* Entries shown:
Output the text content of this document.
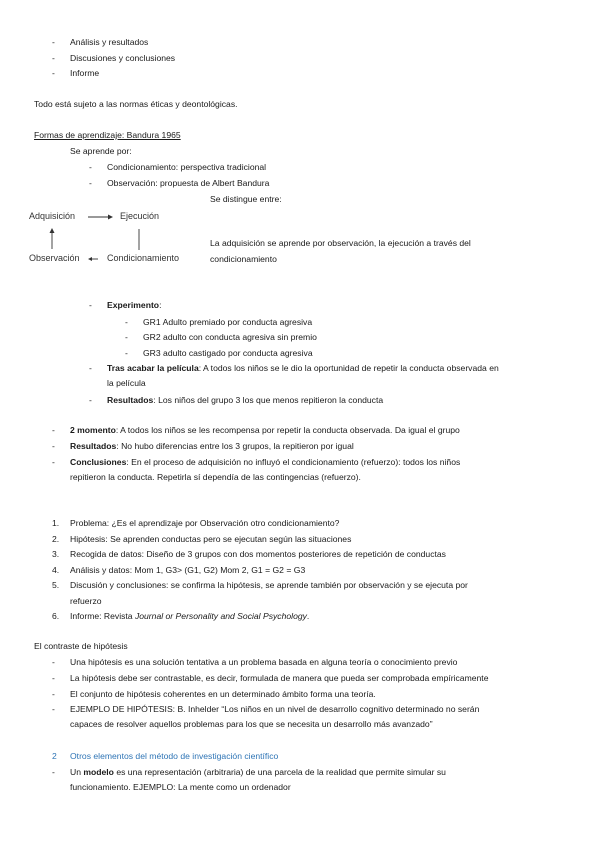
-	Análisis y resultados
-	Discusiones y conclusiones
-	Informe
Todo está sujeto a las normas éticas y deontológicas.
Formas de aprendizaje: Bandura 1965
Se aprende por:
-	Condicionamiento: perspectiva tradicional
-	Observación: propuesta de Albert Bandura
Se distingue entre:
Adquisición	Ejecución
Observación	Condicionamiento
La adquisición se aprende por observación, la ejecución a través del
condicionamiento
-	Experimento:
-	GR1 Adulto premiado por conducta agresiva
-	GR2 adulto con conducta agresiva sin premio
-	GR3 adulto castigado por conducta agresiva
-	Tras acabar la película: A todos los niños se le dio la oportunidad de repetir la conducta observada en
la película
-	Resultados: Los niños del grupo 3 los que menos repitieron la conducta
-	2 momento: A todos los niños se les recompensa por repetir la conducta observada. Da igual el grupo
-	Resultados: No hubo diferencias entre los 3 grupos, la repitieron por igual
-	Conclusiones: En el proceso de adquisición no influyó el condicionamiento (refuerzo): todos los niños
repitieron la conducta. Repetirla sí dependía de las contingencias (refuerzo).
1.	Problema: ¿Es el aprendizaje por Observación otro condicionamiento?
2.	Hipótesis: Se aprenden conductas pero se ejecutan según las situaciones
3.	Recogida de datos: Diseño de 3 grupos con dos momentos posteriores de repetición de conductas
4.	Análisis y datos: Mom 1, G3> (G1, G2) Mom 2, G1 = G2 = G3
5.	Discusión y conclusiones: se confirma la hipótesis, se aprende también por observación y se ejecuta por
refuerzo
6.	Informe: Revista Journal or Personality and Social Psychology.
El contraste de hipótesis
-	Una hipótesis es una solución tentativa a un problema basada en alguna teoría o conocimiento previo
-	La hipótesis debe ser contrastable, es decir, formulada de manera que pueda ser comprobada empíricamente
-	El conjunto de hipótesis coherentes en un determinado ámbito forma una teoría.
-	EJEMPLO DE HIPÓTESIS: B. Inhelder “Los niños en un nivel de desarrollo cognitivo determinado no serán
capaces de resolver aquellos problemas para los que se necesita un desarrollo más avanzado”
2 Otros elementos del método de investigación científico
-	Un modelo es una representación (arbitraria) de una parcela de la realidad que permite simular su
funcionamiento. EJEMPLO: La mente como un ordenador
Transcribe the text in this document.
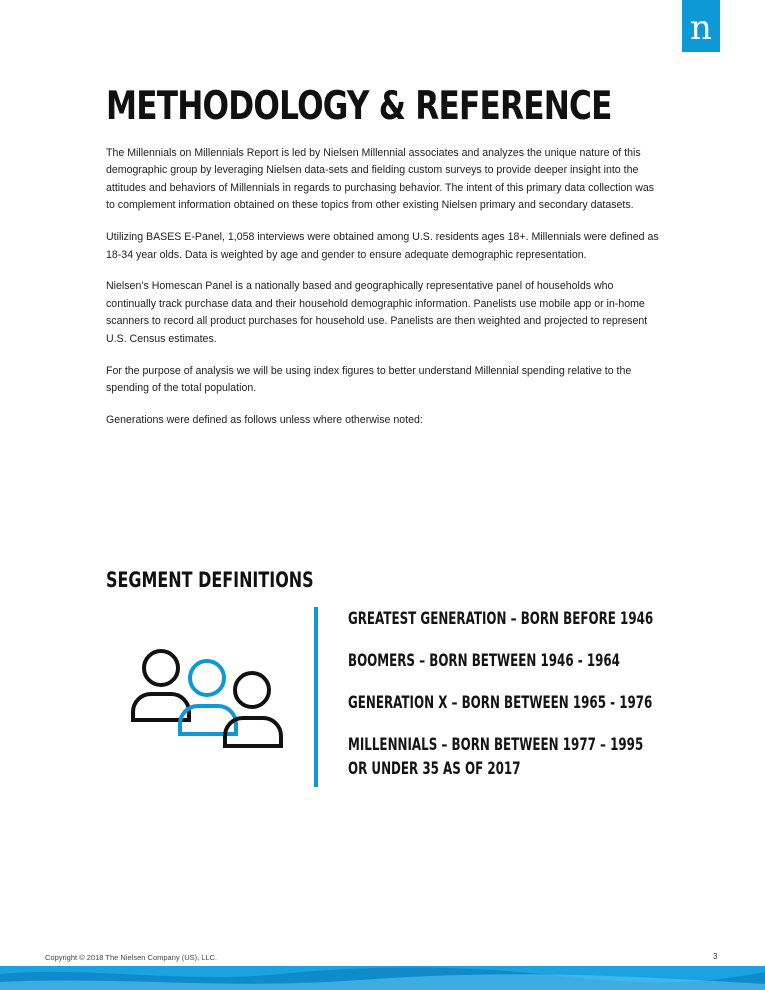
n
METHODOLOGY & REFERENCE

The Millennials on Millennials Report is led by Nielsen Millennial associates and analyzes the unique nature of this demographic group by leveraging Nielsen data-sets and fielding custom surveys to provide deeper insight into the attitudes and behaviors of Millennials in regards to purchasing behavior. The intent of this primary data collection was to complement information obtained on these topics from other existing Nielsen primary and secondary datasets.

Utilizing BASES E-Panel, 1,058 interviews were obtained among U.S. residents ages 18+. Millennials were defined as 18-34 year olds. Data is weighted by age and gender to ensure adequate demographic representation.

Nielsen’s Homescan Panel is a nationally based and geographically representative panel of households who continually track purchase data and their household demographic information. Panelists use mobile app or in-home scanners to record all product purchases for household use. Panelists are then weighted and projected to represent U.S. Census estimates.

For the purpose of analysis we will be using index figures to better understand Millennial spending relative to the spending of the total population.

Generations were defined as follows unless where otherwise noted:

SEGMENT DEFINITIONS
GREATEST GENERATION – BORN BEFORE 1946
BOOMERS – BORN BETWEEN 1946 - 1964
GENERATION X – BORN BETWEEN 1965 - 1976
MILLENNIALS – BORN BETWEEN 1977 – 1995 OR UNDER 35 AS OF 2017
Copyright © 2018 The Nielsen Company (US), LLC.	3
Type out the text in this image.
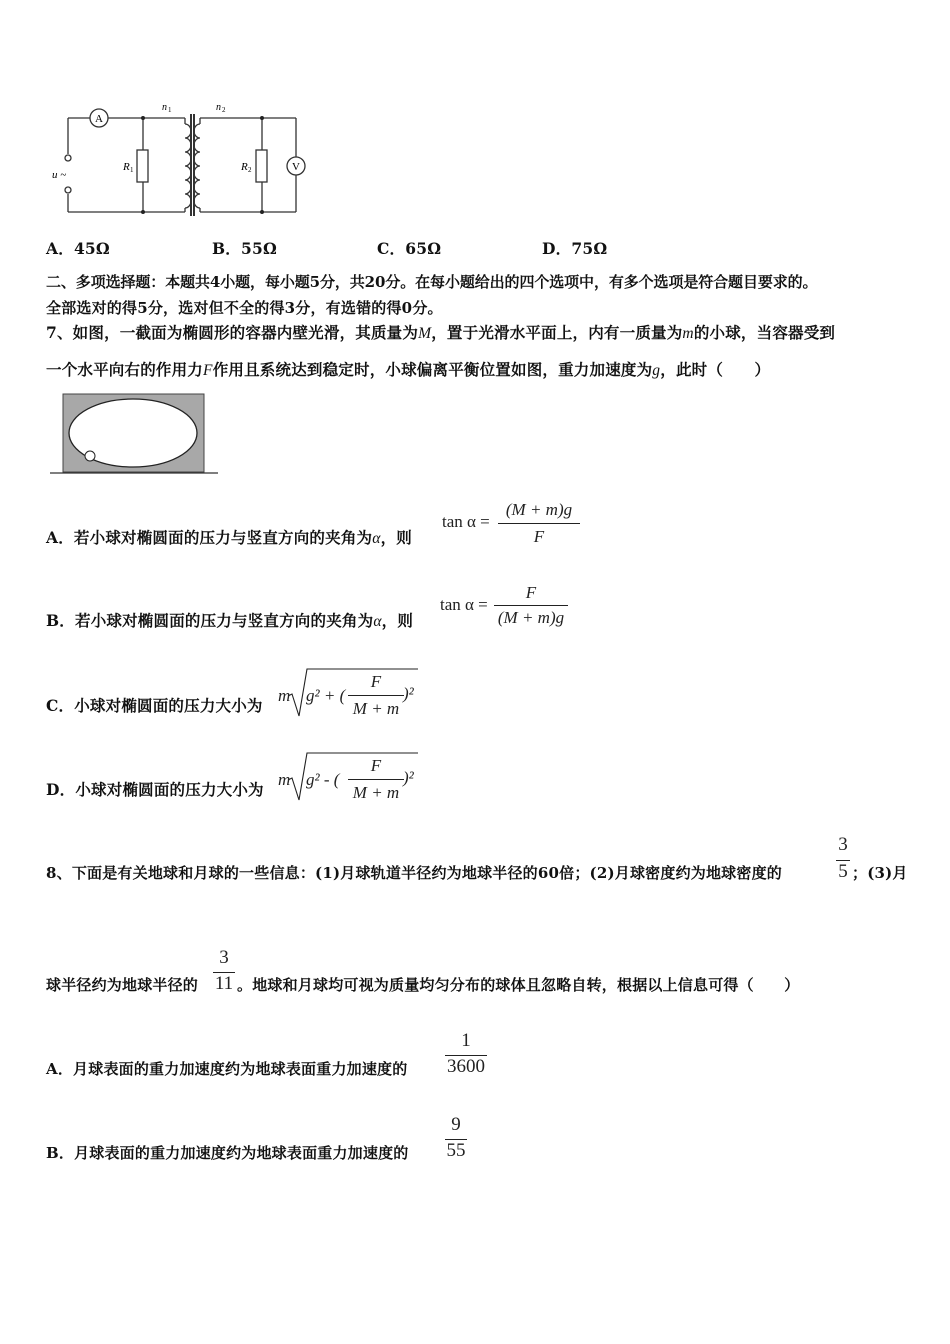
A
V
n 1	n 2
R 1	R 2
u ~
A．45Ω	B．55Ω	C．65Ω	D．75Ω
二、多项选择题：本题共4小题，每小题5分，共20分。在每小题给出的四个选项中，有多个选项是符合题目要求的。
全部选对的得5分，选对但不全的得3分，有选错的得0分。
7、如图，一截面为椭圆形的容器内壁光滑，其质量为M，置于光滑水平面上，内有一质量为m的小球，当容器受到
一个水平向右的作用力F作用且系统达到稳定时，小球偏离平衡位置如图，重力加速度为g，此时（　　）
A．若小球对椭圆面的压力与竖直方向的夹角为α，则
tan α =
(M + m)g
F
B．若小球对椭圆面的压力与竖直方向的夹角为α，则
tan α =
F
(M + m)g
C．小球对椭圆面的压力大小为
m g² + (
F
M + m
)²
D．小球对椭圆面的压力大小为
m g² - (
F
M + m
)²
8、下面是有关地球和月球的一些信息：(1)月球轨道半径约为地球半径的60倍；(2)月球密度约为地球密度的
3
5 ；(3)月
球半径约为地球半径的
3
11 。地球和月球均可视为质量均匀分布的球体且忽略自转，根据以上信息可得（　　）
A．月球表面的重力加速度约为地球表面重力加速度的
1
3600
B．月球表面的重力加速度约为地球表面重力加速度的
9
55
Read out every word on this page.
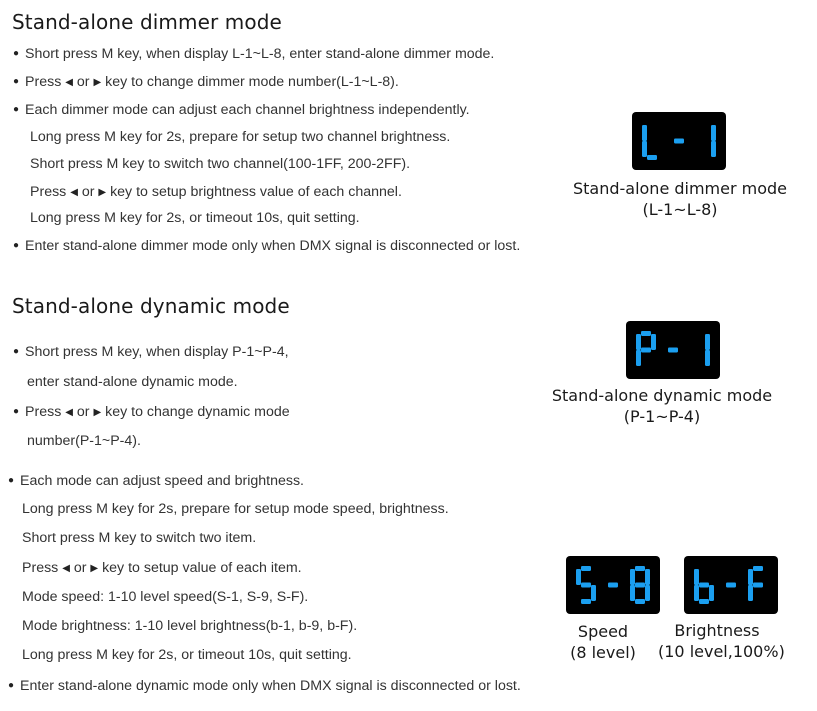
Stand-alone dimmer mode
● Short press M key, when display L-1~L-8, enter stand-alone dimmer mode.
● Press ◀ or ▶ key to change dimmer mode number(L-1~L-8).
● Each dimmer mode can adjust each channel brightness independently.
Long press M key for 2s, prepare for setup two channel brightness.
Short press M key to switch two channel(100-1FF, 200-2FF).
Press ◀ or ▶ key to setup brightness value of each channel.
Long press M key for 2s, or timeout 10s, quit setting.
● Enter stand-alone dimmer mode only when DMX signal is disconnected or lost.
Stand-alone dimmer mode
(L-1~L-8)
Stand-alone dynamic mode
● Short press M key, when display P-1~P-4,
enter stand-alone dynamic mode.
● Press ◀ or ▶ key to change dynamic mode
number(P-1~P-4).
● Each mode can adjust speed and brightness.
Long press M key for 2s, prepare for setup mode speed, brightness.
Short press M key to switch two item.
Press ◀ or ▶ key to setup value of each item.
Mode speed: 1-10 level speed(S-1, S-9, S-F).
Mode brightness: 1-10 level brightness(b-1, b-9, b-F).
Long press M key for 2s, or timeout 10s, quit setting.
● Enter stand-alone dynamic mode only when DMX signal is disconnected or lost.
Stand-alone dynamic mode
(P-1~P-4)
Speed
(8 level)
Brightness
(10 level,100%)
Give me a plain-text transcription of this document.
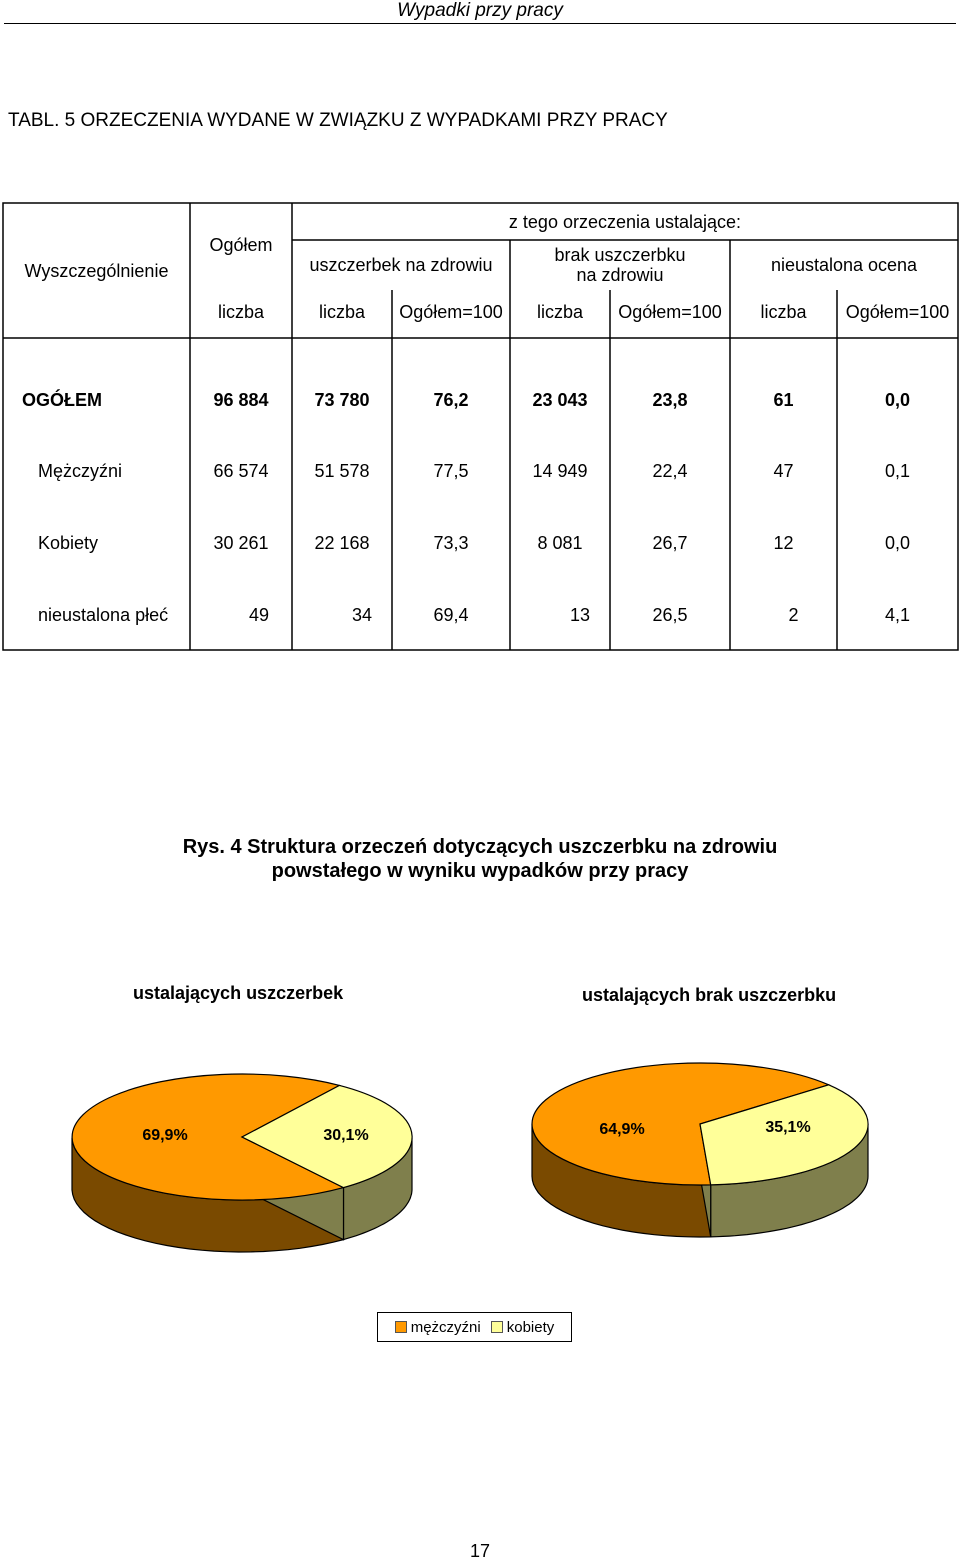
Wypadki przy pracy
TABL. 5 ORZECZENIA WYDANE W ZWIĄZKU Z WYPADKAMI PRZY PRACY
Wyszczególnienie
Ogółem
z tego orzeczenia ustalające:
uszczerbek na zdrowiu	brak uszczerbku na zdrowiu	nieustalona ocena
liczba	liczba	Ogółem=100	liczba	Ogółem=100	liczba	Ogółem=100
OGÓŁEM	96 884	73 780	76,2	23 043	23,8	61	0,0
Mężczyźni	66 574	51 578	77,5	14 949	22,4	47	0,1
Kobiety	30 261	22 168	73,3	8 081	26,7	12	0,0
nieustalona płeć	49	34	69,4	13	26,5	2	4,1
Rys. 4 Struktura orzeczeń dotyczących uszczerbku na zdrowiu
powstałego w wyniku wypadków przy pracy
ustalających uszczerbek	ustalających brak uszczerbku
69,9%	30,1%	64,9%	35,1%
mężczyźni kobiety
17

* Problem requirements:
Omit every image. Quote each record exactly.

* Expected output:
Output the text content of this document.
-	Análisis y resultados
-	Discusiones y conclusiones
-	Informe
Todo está sujeto a las normas éticas y deontológicas.
Formas de aprendizaje: Bandura 1965
Se aprende por:
-	Condicionamiento: perspectiva tradicional
-	Observación: propuesta de Albert Bandura
Se distingue entre:
Adquisición	Ejecución
Observación	Condicionamiento
La adquisición se aprende por observación, la ejecución a través del
condicionamiento
-	Experimento:
-	GR1 Adulto premiado por conducta agresiva
-	GR2 adulto con conducta agresiva sin premio
-	GR3 adulto castigado por conducta agresiva
-	Tras acabar la película: A todos los niños se le dio la oportunidad de repetir la conducta observada en
la película
-	Resultados: Los niños del grupo 3 los que menos repitieron la conducta
-	2 momento: A todos los niños se les recompensa por repetir la conducta observada. Da igual el grupo
-	Resultados: No hubo diferencias entre los 3 grupos, la repitieron por igual
-	Conclusiones: En el proceso de adquisición no influyó el condicionamiento (refuerzo): todos los niños
repitieron la conducta. Repetirla sí dependía de las contingencias (refuerzo).
1.	Problema: ¿Es el aprendizaje por Observación otro condicionamiento?
2.	Hipótesis: Se aprenden conductas pero se ejecutan según las situaciones
3.	Recogida de datos: Diseño de 3 grupos con dos momentos posteriores de repetición de conductas
4.	Análisis y datos: Mom 1, G3> (G1, G2) Mom 2, G1 = G2 = G3
5.	Discusión y conclusiones: se confirma la hipótesis, se aprende también por observación y se ejecuta por
refuerzo
6.	Informe: Revista Journal or Personality and Social Psychology.
El contraste de hipótesis
-	Una hipótesis es una solución tentativa a un problema basada en alguna teoría o conocimiento previo
-	La hipótesis debe ser contrastable, es decir, formulada de manera que pueda ser comprobada empíricamente
-	El conjunto de hipótesis coherentes en un determinado ámbito forma una teoría.
-	EJEMPLO DE HIPÓTESIS: B. Inhelder “Los niños en un nivel de desarrollo cognitivo determinado no serán
capaces de resolver aquellos problemas para los que se necesita un desarrollo más avanzado”
2 Otros elementos del método de investigación científico
-	Un modelo es una representación (arbitraria) de una parcela de la realidad que permite simular su
funcionamiento. EJEMPLO: La mente como un ordenador
Transcribe the text in this document.
n
METHODOLOGY & REFERENCE

The Millennials on Millennials Report is led by Nielsen Millennial associates and analyzes the unique nature of this demographic group by leveraging Nielsen data-sets and fielding custom surveys to provide deeper insight into the attitudes and behaviors of Millennials in regards to purchasing behavior. The intent of this primary data collection was to complement information obtained on these topics from other existing Nielsen primary and secondary datasets.

Utilizing BASES E-Panel, 1,058 interviews were obtained among U.S. residents ages 18+. Millennials were defined as 18-34 year olds. Data is weighted by age and gender to ensure adequate demographic representation.

Nielsen’s Homescan Panel is a nationally based and geographically representative panel of households who continually track purchase data and their household demographic information. Panelists use mobile app or in-home scanners to record all product purchases for household use. Panelists are then weighted and projected to represent U.S. Census estimates.

For the purpose of analysis we will be using index figures to better understand Millennial spending relative to the spending of the total population.

Generations were defined as follows unless where otherwise noted:

SEGMENT DEFINITIONS
GREATEST GENERATION – BORN BEFORE 1946
BOOMERS – BORN BETWEEN 1946 - 1964
GENERATION X – BORN BETWEEN 1965 - 1976
MILLENNIALS – BORN BETWEEN 1977 – 1995 OR UNDER 35 AS OF 2017
Copyright © 2018 The Nielsen Company (US), LLC.	3
Type out the text in this image.
A
V
n 1	n 2
R 1	R 2
u ~
A．45Ω	B．55Ω	C．65Ω	D．75Ω
二、多项选择题：本题共4小题，每小题5分，共20分。在每小题给出的四个选项中，有多个选项是符合题目要求的。
全部选对的得5分，选对但不全的得3分，有选错的得0分。
7、如图，一截面为椭圆形的容器内壁光滑，其质量为M，置于光滑水平面上，内有一质量为m的小球，当容器受到
一个水平向右的作用力F作用且系统达到稳定时，小球偏离平衡位置如图，重力加速度为g，此时（　　）
A．若小球对椭圆面的压力与竖直方向的夹角为α，则
tan α =
(M + m)g
F
B．若小球对椭圆面的压力与竖直方向的夹角为α，则
tan α =
F
(M + m)g
C．小球对椭圆面的压力大小为
m g² + (
F
M + m
)²
D．小球对椭圆面的压力大小为
m g² - (
F
M + m
)²
8、下面是有关地球和月球的一些信息：(1)月球轨道半径约为地球半径的60倍；(2)月球密度约为地球密度的
3
5 ；(3)月
球半径约为地球半径的
3
11 。地球和月球均可视为质量均匀分布的球体且忽略自转，根据以上信息可得（　　）
A．月球表面的重力加速度约为地球表面重力加速度的
1
3600
B．月球表面的重力加速度约为地球表面重力加速度的
9
55
Read out every word on this page.
Stand-alone dimmer mode
● Short press M key, when display L-1~L-8, enter stand-alone dimmer mode.
● Press ◀ or ▶ key to change dimmer mode number(L-1~L-8).
● Each dimmer mode can adjust each channel brightness independently.
Long press M key for 2s, prepare for setup two channel brightness.
Short press M key to switch two channel(100-1FF, 200-2FF).
Press ◀ or ▶ key to setup brightness value of each channel.
Long press M key for 2s, or timeout 10s, quit setting.
● Enter stand-alone dimmer mode only when DMX signal is disconnected or lost.
Stand-alone dimmer mode
(L-1~L-8)
Stand-alone dynamic mode
● Short press M key, when display P-1~P-4,
enter stand-alone dynamic mode.
● Press ◀ or ▶ key to change dynamic mode
number(P-1~P-4).
● Each mode can adjust speed and brightness.
Long press M key for 2s, prepare for setup mode speed, brightness.
Short press M key to switch two item.
Press ◀ or ▶ key to setup value of each item.
Mode speed: 1-10 level speed(S-1, S-9, S-F).
Mode brightness: 1-10 level brightness(b-1, b-9, b-F).
Long press M key for 2s, or timeout 10s, quit setting.
● Enter stand-alone dynamic mode only when DMX signal is disconnected or lost.
Stand-alone dynamic mode
(P-1~P-4)
Speed
(8 level)
Brightness
(10 level,100%)
Give me a plain-text transcription of this document.
Wypadki przy pracy
TABL. 5 ORZECZENIA WYDANE W ZWIĄZKU Z WYPADKAMI PRZY PRACY
Wyszczególnienie
Ogółem
z tego orzeczenia ustalające:
uszczerbek na zdrowiu	brak uszczerbku na zdrowiu	nieustalona ocena
liczba	liczba	Ogółem=100	liczba	Ogółem=100	liczba	Ogółem=100
OGÓŁEM	96 884	73 780	76,2	23 043	23,8	61	0,0
Mężczyźni	66 574	51 578	77,5	14 949	22,4	47	0,1
Kobiety	30 261	22 168	73,3	8 081	26,7	12	0,0
nieustalona płeć	49	34	69,4	13	26,5	2	4,1
Rys. 4 Struktura orzeczeń dotyczących uszczerbku na zdrowiu
powstałego w wyniku wypadków przy pracy
ustalających uszczerbek	ustalających brak uszczerbku
69,9%	30,1%	64,9%	35,1%
mężczyźni kobiety
17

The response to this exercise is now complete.